[Dataset items]
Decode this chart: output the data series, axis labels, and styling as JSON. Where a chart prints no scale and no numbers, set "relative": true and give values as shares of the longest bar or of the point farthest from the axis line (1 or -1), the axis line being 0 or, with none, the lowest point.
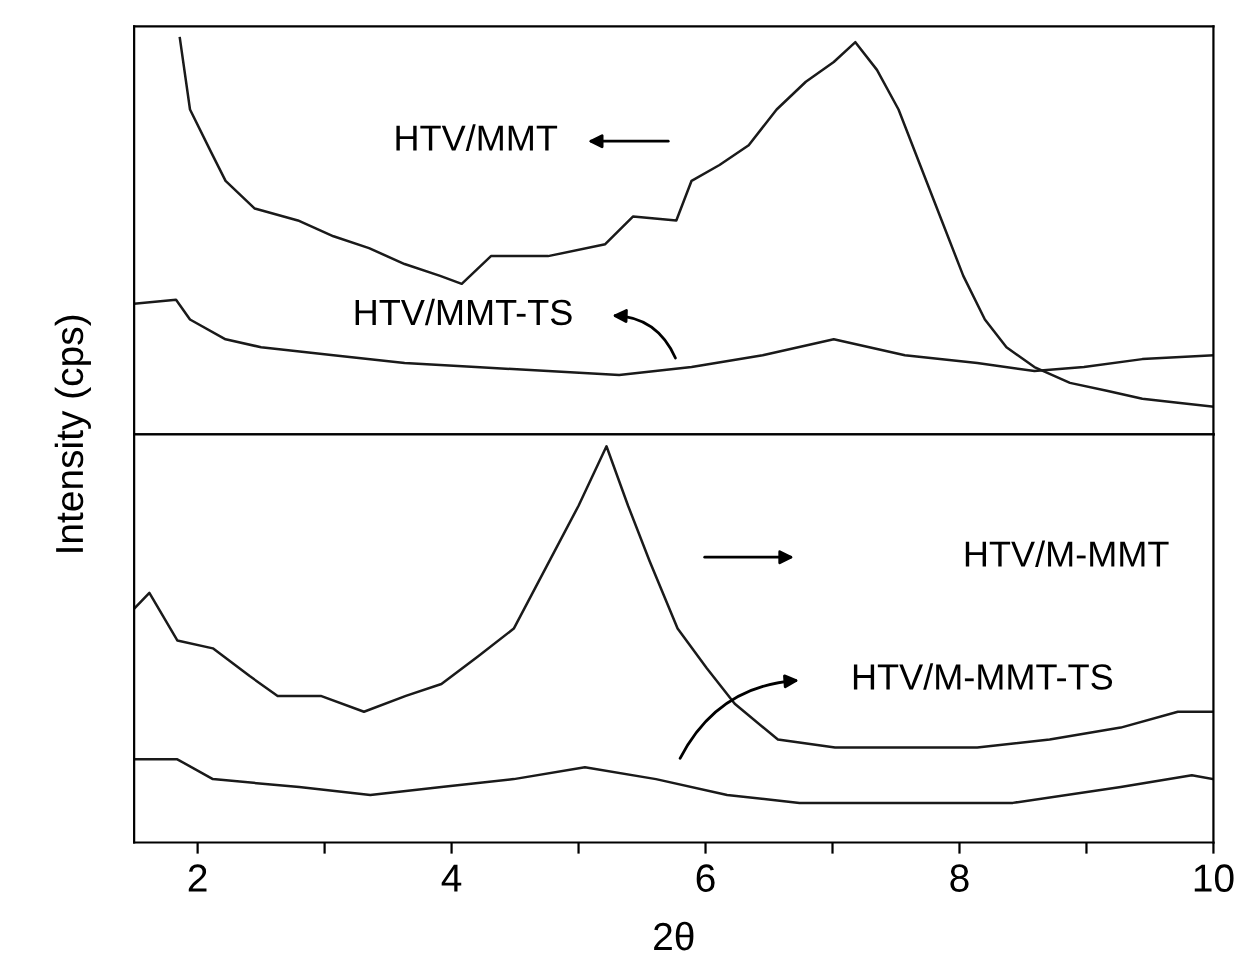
{
  "chart_data": [
    {
      "type": "line",
      "relative": true,
      "xlim": [
        1.5,
        10
      ],
      "tick_labels": false,
      "ylabel": "Intensity (cps)",
      "marker": "none",
      "line_style": "solid",
      "legend": false,
      "grid": false,
      "annotations": [
        "HTV/MMT",
        "HTV/MMT-TS"
      ],
      "series": [
        {
          "color": "#1a1a1a",
          "x": [
            1.86,
            1.94,
            2.11,
            2.22,
            2.45,
            2.79,
            3.07,
            3.35,
            3.63,
            3.91,
            4.08,
            4.31,
            4.76,
            5.21,
            5.43,
            5.77,
            5.89,
            6.11,
            6.34,
            6.56,
            6.79,
            7.01,
            7.18,
            7.35,
            7.52,
            7.69,
            7.86,
            8.03,
            8.2,
            8.37,
            8.59,
            8.87,
            9.16,
            9.44,
            9.72,
            10.0
          ],
          "values": [
            1.0,
            0.82,
            0.71,
            0.64,
            0.57,
            0.54,
            0.5,
            0.47,
            0.43,
            0.4,
            0.38,
            0.45,
            0.45,
            0.48,
            0.55,
            0.54,
            0.64,
            0.68,
            0.73,
            0.82,
            0.89,
            0.94,
            0.99,
            0.92,
            0.82,
            0.68,
            0.54,
            0.4,
            0.29,
            0.22,
            0.17,
            0.13,
            0.11,
            0.09,
            0.08,
            0.07
          ]
        },
        {
          "color": "#1a1a1a",
          "x": [
            1.5,
            1.83,
            1.94,
            2.22,
            2.5,
            3.07,
            3.63,
            4.19,
            4.76,
            5.32,
            5.89,
            6.45,
            7.01,
            7.57,
            8.14,
            8.59,
            8.98,
            9.44,
            10.0
          ],
          "values": [
            0.33,
            0.34,
            0.29,
            0.24,
            0.22,
            0.2,
            0.18,
            0.17,
            0.16,
            0.15,
            0.17,
            0.2,
            0.24,
            0.2,
            0.18,
            0.16,
            0.17,
            0.19,
            0.2
          ]
        }
      ]
    },
    {
      "type": "line",
      "relative": true,
      "xlim": [
        1.5,
        10
      ],
      "tick_labels": "x",
      "xlabel": "2θ",
      "marker": "none",
      "line_style": "solid",
      "legend": false,
      "grid": false,
      "xticks": [
        2,
        {
          "value": 3,
          "label": null
        },
        4,
        {
          "value": 5,
          "label": null
        },
        6,
        {
          "value": 7,
          "label": null
        },
        8,
        {
          "value": 9,
          "label": null
        },
        10
      ],
      "annotations": [
        "HTV/M-MMT",
        "HTV/M-MMT-TS"
      ],
      "series": [
        {
          "color": "#1a1a1a",
          "x": [
            1.5,
            1.62,
            1.84,
            2.12,
            2.41,
            2.63,
            2.97,
            3.31,
            3.64,
            3.92,
            4.21,
            4.49,
            4.77,
            5.0,
            5.22,
            5.39,
            5.56,
            5.78,
            6.01,
            6.23,
            6.57,
            7.02,
            7.58,
            8.14,
            8.71,
            9.27,
            9.72,
            10.0
          ],
          "values": [
            0.59,
            0.63,
            0.51,
            0.49,
            0.42,
            0.37,
            0.37,
            0.33,
            0.37,
            0.4,
            0.47,
            0.54,
            0.71,
            0.85,
            1.0,
            0.85,
            0.71,
            0.54,
            0.44,
            0.35,
            0.26,
            0.24,
            0.24,
            0.24,
            0.26,
            0.29,
            0.33,
            0.33
          ]
        },
        {
          "color": "#1a1a1a",
          "x": [
            1.5,
            1.84,
            2.12,
            2.8,
            3.36,
            3.92,
            4.49,
            5.05,
            5.61,
            6.17,
            6.74,
            7.58,
            8.42,
            9.27,
            9.83,
            10.0
          ],
          "values": [
            0.21,
            0.21,
            0.16,
            0.14,
            0.12,
            0.14,
            0.16,
            0.19,
            0.16,
            0.12,
            0.1,
            0.1,
            0.1,
            0.14,
            0.17,
            0.16
          ]
        }
      ]
    }
  ]
}
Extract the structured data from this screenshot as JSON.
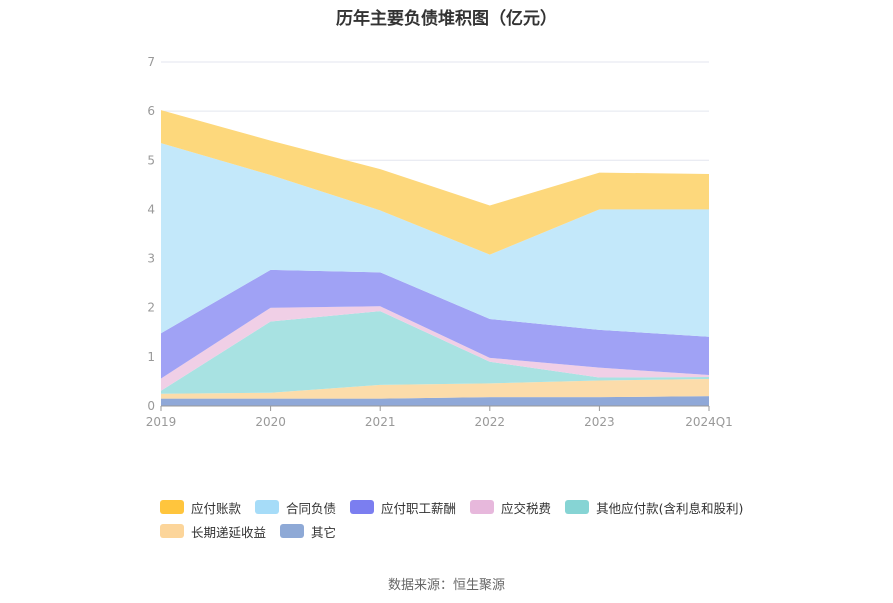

__DIRECTION__. Transcribe the material as is, with images omitted.

__ANSWER IN FULL__.
Decode this chart: output the data series, axis labels, and styling as JSON. Where a chart prints no scale and no numbers, set "relative": true and give values as shares of the longest bar or of the point farthest from the axis line (1 or -1), the axis line being 0 or, with none, the lowest point.
{
  "chart_data": [
    {
      "type": "line",
      "relative": true,
      "xlim": [
        1.5,
        10
      ],
      "tick_labels": false,
      "ylabel": "Intensity (cps)",
      "marker": "none",
      "line_style": "solid",
      "legend": false,
      "grid": false,
      "annotations": [
        "HTV/MMT",
        "HTV/MMT-TS"
      ],
      "series": [
        {
          "color": "#1a1a1a",
          "x": [
            1.86,
            1.94,
            2.11,
            2.22,
            2.45,
            2.79,
            3.07,
            3.35,
            3.63,
            3.91,
            4.08,
            4.31,
            4.76,
            5.21,
            5.43,
            5.77,
            5.89,
            6.11,
            6.34,
            6.56,
            6.79,
            7.01,
            7.18,
            7.35,
            7.52,
            7.69,
            7.86,
            8.03,
            8.2,
            8.37,
            8.59,
            8.87,
            9.16,
            9.44,
            9.72,
            10.0
          ],
          "values": [
            1.0,
            0.82,
            0.71,
            0.64,
            0.57,
            0.54,
            0.5,
            0.47,
            0.43,
            0.4,
            0.38,
            0.45,
            0.45,
            0.48,
            0.55,
            0.54,
            0.64,
            0.68,
            0.73,
            0.82,
            0.89,
            0.94,
            0.99,
            0.92,
            0.82,
            0.68,
            0.54,
            0.4,
            0.29,
            0.22,
            0.17,
            0.13,
            0.11,
            0.09,
            0.08,
            0.07
          ]
        },
        {
          "color": "#1a1a1a",
          "x": [
            1.5,
            1.83,
            1.94,
            2.22,
            2.5,
            3.07,
            3.63,
            4.19,
            4.76,
            5.32,
            5.89,
            6.45,
            7.01,
            7.57,
            8.14,
            8.59,
            8.98,
            9.44,
            10.0
          ],
          "values": [
            0.33,
            0.34,
            0.29,
            0.24,
            0.22,
            0.2,
            0.18,
            0.17,
            0.16,
            0.15,
            0.17,
            0.2,
            0.24,
            0.2,
            0.18,
            0.16,
            0.17,
            0.19,
            0.2
          ]
        }
      ]
    },
    {
      "type": "line",
      "relative": true,
      "xlim": [
        1.5,
        10
      ],
      "tick_labels": "x",
      "xlabel": "2θ",
      "marker": "none",
      "line_style": "solid",
      "legend": false,
      "grid": false,
      "xticks": [
        2,
        {
          "value": 3,
          "label": null
        },
        4,
        {
          "value": 5,
          "label": null
        },
        6,
        {
          "value": 7,
          "label": null
        },
        8,
        {
          "value": 9,
          "label": null
        },
        10
      ],
      "annotations": [
        "HTV/M-MMT",
        "HTV/M-MMT-TS"
      ],
      "series": [
        {
          "color": "#1a1a1a",
          "x": [
            1.5,
            1.62,
            1.84,
            2.12,
            2.41,
            2.63,
            2.97,
            3.31,
            3.64,
            3.92,
            4.21,
            4.49,
            4.77,
            5.0,
            5.22,
            5.39,
            5.56,
            5.78,
            6.01,
            6.23,
            6.57,
            7.02,
            7.58,
            8.14,
            8.71,
            9.27,
            9.72,
            10.0
          ],
          "values": [
            0.59,
            0.63,
            0.51,
            0.49,
            0.42,
            0.37,
            0.37,
            0.33,
            0.37,
            0.4,
            0.47,
            0.54,
            0.71,
            0.85,
            1.0,
            0.85,
            0.71,
            0.54,
            0.44,
            0.35,
            0.26,
            0.24,
            0.24,
            0.24,
            0.26,
            0.29,
            0.33,
            0.33
          ]
        },
        {
          "color": "#1a1a1a",
          "x": [
            1.5,
            1.84,
            2.12,
            2.8,
            3.36,
            3.92,
            4.49,
            5.05,
            5.61,
            6.17,
            6.74,
            7.58,
            8.42,
            9.27,
            9.83,
            10.0
          ],
          "values": [
            0.21,
            0.21,
            0.16,
            0.14,
            0.12,
            0.14,
            0.16,
            0.19,
            0.16,
            0.12,
            0.1,
            0.1,
            0.1,
            0.14,
            0.17,
            0.16
          ]
        }
      ]
    }
  ]
}
Extract the structured data from this screenshot as JSON.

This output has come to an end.